• [Instruction]: Can you copy out the data exactly? Leave the images out.

• [Material for this exercise]:
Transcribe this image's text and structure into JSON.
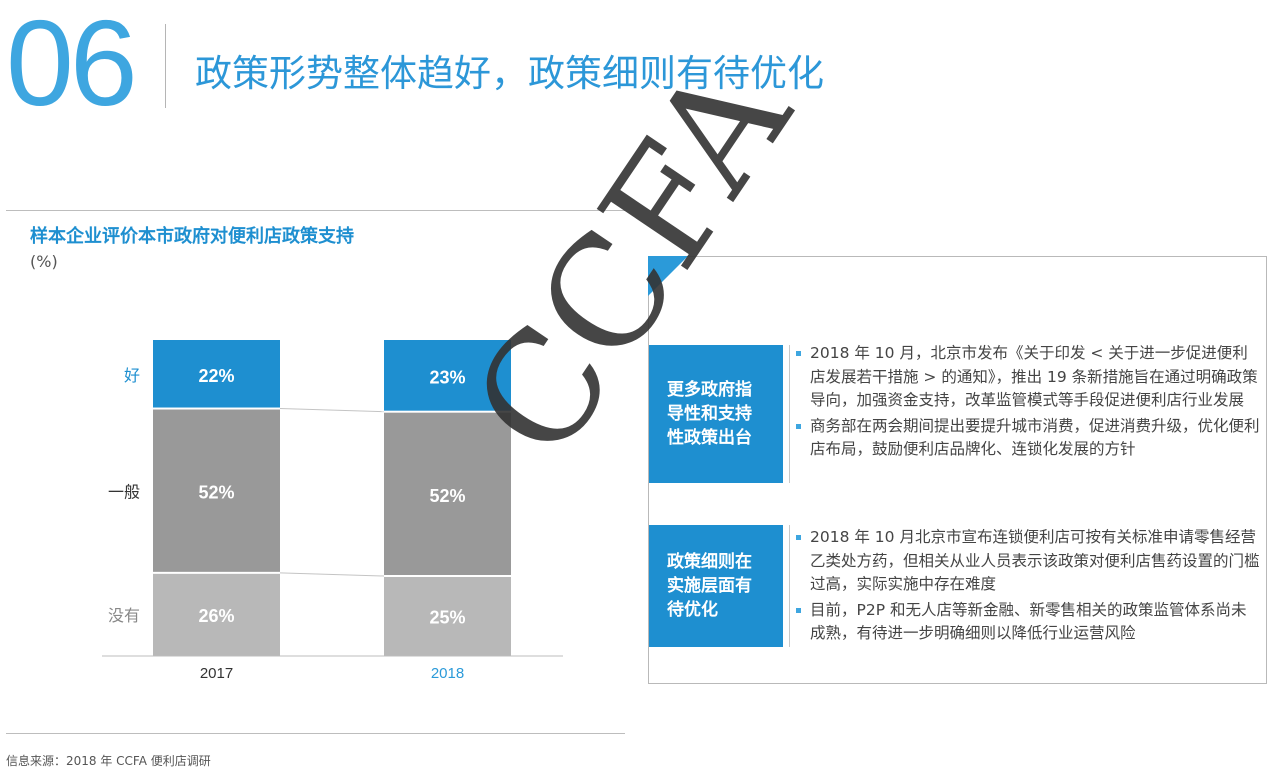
{
  "header": {
    "section_number": "06",
    "title": "政策形势整体趋好，政策细则有待优化"
  },
  "chart_data": {
    "type": "bar",
    "stacked": true,
    "percent": true,
    "title": "样本企业评价本市政府对便利店政策支持",
    "unit": "(%)",
    "categories": [
      "2017",
      "2018"
    ],
    "category_colors": [
      "#333333",
      "#2b9ad9"
    ],
    "series": [
      {
        "name": "好",
        "values": [
          22,
          23
        ],
        "color": "#1e8fd0",
        "label_color": "#1e8fd0"
      },
      {
        "name": "一般",
        "values": [
          52,
          52
        ],
        "color": "#999999",
        "label_color": "#333333"
      },
      {
        "name": "没有",
        "values": [
          26,
          25
        ],
        "color": "#b8b8b8",
        "label_color": "#888888"
      }
    ],
    "value_labels": [
      [
        "22%",
        "23%"
      ],
      [
        "52%",
        "52%"
      ],
      [
        "26%",
        "25%"
      ]
    ],
    "ylim": [
      0,
      100
    ]
  },
  "panel": {
    "sections": [
      {
        "heading": "更多政府指导性和支持性政策出台",
        "bullets": [
          "2018 年 10 月，北京市发布《关于印发 < 关于进一步促进便利店发展若干措施 > 的通知》，推出 19 条新措施旨在通过明确政策导向，加强资金支持，改革监管模式等手段促进便利店行业发展",
          "商务部在两会期间提出要提升城市消费，促进消费升级，优化便利店布局，鼓励便利店品牌化、连锁化发展的方针"
        ]
      },
      {
        "heading": "政策细则在实施层面有待优化",
        "bullets": [
          "2018 年 10 月北京市宣布连锁便利店可按有关标准申请零售经营乙类处方药，但相关从业人员表示该政策对便利店售药设置的门槛过高，实际实施中存在难度",
          "目前，P2P 和无人店等新金融、新零售相关的政策监管体系尚未成熟，有待进一步明确细则以降低行业运营风险"
        ]
      }
    ]
  },
  "watermark": "CCFA",
  "source": "信息来源：2018 年 CCFA 便利店调研"
}
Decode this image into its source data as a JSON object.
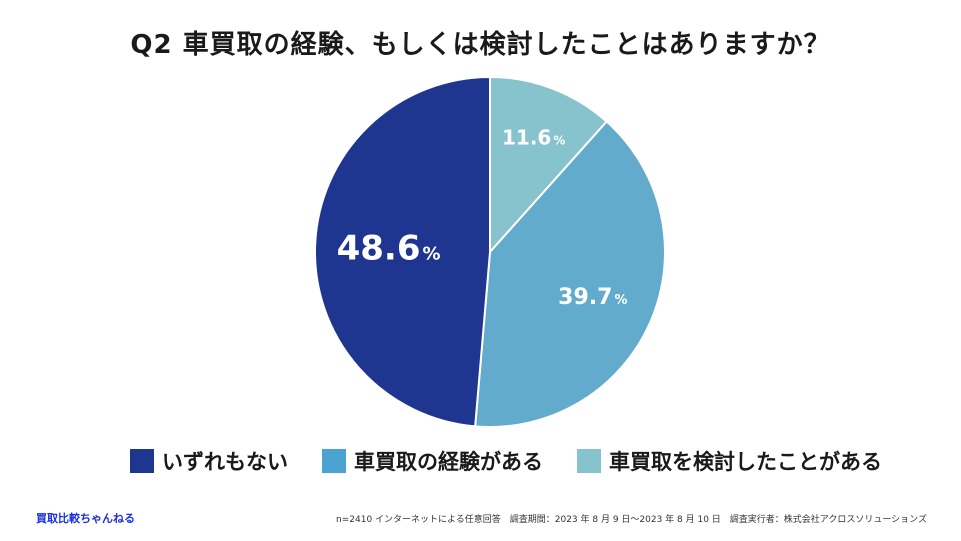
{
  "chart_data": {
    "type": "pie",
    "title": "Q2 車買取の経験、もしくは検討したことはありますか？",
    "slices": [
      {
        "label": "車買取を検討したことがある",
        "value": 11.6,
        "display": "11.6",
        "color": "#86c3cd"
      },
      {
        "label": "車買取の経験がある",
        "value": 39.7,
        "display": "39.7",
        "color": "#62abcc"
      },
      {
        "label": "いずれもない",
        "value": 48.6,
        "display": "48.6",
        "color": "#1f3690"
      }
    ],
    "unit": "%",
    "legend": [
      {
        "label": "いずれもない",
        "color": "#1f3690"
      },
      {
        "label": "車買取の経験がある",
        "color": "#4aa3d0"
      },
      {
        "label": "車買取を検討したことがある",
        "color": "#86c3cd"
      }
    ]
  },
  "footer": {
    "brand": "買取比較ちゃんねる",
    "note": "n=2410 インターネットによる任意回答　調査期間：2023 年 8 月 9 日〜2023 年 8 月 10 日　調査実行者：株式会社アクロスソリューションズ"
  }
}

• [Response to this task]:
Transcribe this image's text and structure into JSON.
{
  "header": {
    "section_number": "06",
    "title": "政策形势整体趋好，政策细则有待优化"
  },
  "chart_data": {
    "type": "bar",
    "stacked": true,
    "percent": true,
    "title": "样本企业评价本市政府对便利店政策支持",
    "unit": "(%)",
    "categories": [
      "2017",
      "2018"
    ],
    "category_colors": [
      "#333333",
      "#2b9ad9"
    ],
    "series": [
      {
        "name": "好",
        "values": [
          22,
          23
        ],
        "color": "#1e8fd0",
        "label_color": "#1e8fd0"
      },
      {
        "name": "一般",
        "values": [
          52,
          52
        ],
        "color": "#999999",
        "label_color": "#333333"
      },
      {
        "name": "没有",
        "values": [
          26,
          25
        ],
        "color": "#b8b8b8",
        "label_color": "#888888"
      }
    ],
    "value_labels": [
      [
        "22%",
        "23%"
      ],
      [
        "52%",
        "52%"
      ],
      [
        "26%",
        "25%"
      ]
    ],
    "ylim": [
      0,
      100
    ]
  },
  "panel": {
    "sections": [
      {
        "heading": "更多政府指导性和支持性政策出台",
        "bullets": [
          "2018 年 10 月，北京市发布《关于印发 < 关于进一步促进便利店发展若干措施 > 的通知》，推出 19 条新措施旨在通过明确政策导向，加强资金支持，改革监管模式等手段促进便利店行业发展",
          "商务部在两会期间提出要提升城市消费，促进消费升级，优化便利店布局，鼓励便利店品牌化、连锁化发展的方针"
        ]
      },
      {
        "heading": "政策细则在实施层面有待优化",
        "bullets": [
          "2018 年 10 月北京市宣布连锁便利店可按有关标准申请零售经营乙类处方药，但相关从业人员表示该政策对便利店售药设置的门槛过高，实际实施中存在难度",
          "目前，P2P 和无人店等新金融、新零售相关的政策监管体系尚未成熟，有待进一步明确细则以降低行业运营风险"
        ]
      }
    ]
  },
  "watermark": "CCFA",
  "source": "信息来源：2018 年 CCFA 便利店调研"
}
Decode this image into its source data as a JSON object.
{
  "chart_data": {
    "type": "pie",
    "title": "Q2 車買取の経験、もしくは検討したことはありますか？",
    "slices": [
      {
        "label": "車買取を検討したことがある",
        "value": 11.6,
        "display": "11.6",
        "color": "#86c3cd"
      },
      {
        "label": "車買取の経験がある",
        "value": 39.7,
        "display": "39.7",
        "color": "#62abcc"
      },
      {
        "label": "いずれもない",
        "value": 48.6,
        "display": "48.6",
        "color": "#1f3690"
      }
    ],
    "unit": "%",
    "legend": [
      {
        "label": "いずれもない",
        "color": "#1f3690"
      },
      {
        "label": "車買取の経験がある",
        "color": "#4aa3d0"
      },
      {
        "label": "車買取を検討したことがある",
        "color": "#86c3cd"
      }
    ]
  },
  "footer": {
    "brand": "買取比較ちゃんねる",
    "note": "n=2410 インターネットによる任意回答　調査期間：2023 年 8 月 9 日〜2023 年 8 月 10 日　調査実行者：株式会社アクロスソリューションズ"
  }
}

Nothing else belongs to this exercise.